# Problem to solve:
Write out the entire listing below exactly as it appears, minus any pictures.

# Extracted data:
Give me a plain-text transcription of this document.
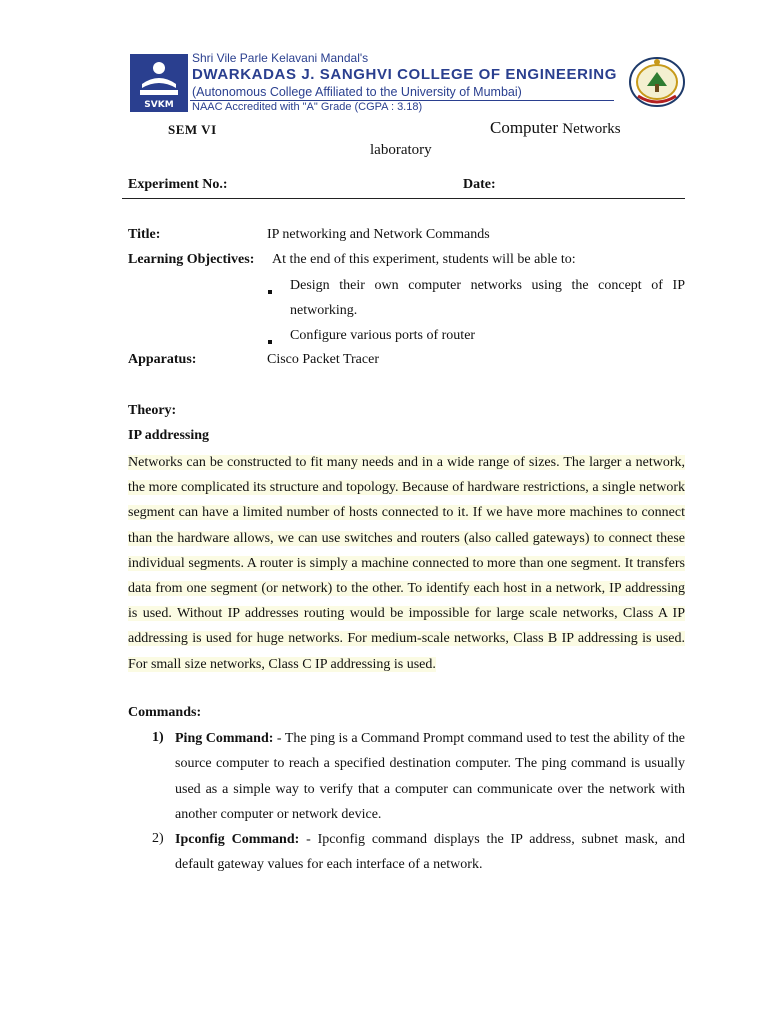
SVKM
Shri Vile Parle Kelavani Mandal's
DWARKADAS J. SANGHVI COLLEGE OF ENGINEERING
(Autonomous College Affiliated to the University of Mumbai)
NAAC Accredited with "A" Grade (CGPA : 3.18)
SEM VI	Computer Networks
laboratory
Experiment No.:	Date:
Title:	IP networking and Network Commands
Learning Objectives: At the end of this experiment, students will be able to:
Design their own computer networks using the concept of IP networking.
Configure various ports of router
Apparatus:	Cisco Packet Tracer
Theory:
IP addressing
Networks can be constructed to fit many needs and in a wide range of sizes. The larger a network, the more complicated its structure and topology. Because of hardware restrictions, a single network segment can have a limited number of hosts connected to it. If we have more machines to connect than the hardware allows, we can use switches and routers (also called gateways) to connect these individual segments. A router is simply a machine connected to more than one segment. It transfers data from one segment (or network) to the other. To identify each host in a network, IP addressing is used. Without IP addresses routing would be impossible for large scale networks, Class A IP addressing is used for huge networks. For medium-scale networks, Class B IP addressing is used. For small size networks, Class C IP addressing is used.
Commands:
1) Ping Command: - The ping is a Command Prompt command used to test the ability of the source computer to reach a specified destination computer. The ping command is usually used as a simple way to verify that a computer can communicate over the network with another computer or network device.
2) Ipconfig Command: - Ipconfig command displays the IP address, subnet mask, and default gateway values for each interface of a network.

# Solution for this exercise:
Give me a plain-text transcription of this document.
SVKM
Shri Vile Parle Kelavani Mandal's
DWARKADAS J. SANGHVI COLLEGE OF ENGINEERING
(Autonomous College Affiliated to the University of Mumbai)
NAAC Accredited with "A" Grade (CGPA : 3.18)
SEM VI	Computer Networks
laboratory
Experiment No.:	Date:
Title:	IP networking and Network Commands
Learning Objectives: At the end of this experiment, students will be able to:
Design their own computer networks using the concept of IP networking.
Configure various ports of router
Apparatus:	Cisco Packet Tracer
Theory:
IP addressing
Networks can be constructed to fit many needs and in a wide range of sizes. The larger a network, the more complicated its structure and topology. Because of hardware restrictions, a single network segment can have a limited number of hosts connected to it. If we have more machines to connect than the hardware allows, we can use switches and routers (also called gateways) to connect these individual segments. A router is simply a machine connected to more than one segment. It transfers data from one segment (or network) to the other. To identify each host in a network, IP addressing is used. Without IP addresses routing would be impossible for large scale networks, Class A IP addressing is used for huge networks. For medium-scale networks, Class B IP addressing is used. For small size networks, Class C IP addressing is used.
Commands:
1) Ping Command: - The ping is a Command Prompt command used to test the ability of the source computer to reach a specified destination computer. The ping command is usually used as a simple way to verify that a computer can communicate over the network with another computer or network device.
2) Ipconfig Command: - Ipconfig command displays the IP address, subnet mask, and default gateway values for each interface of a network.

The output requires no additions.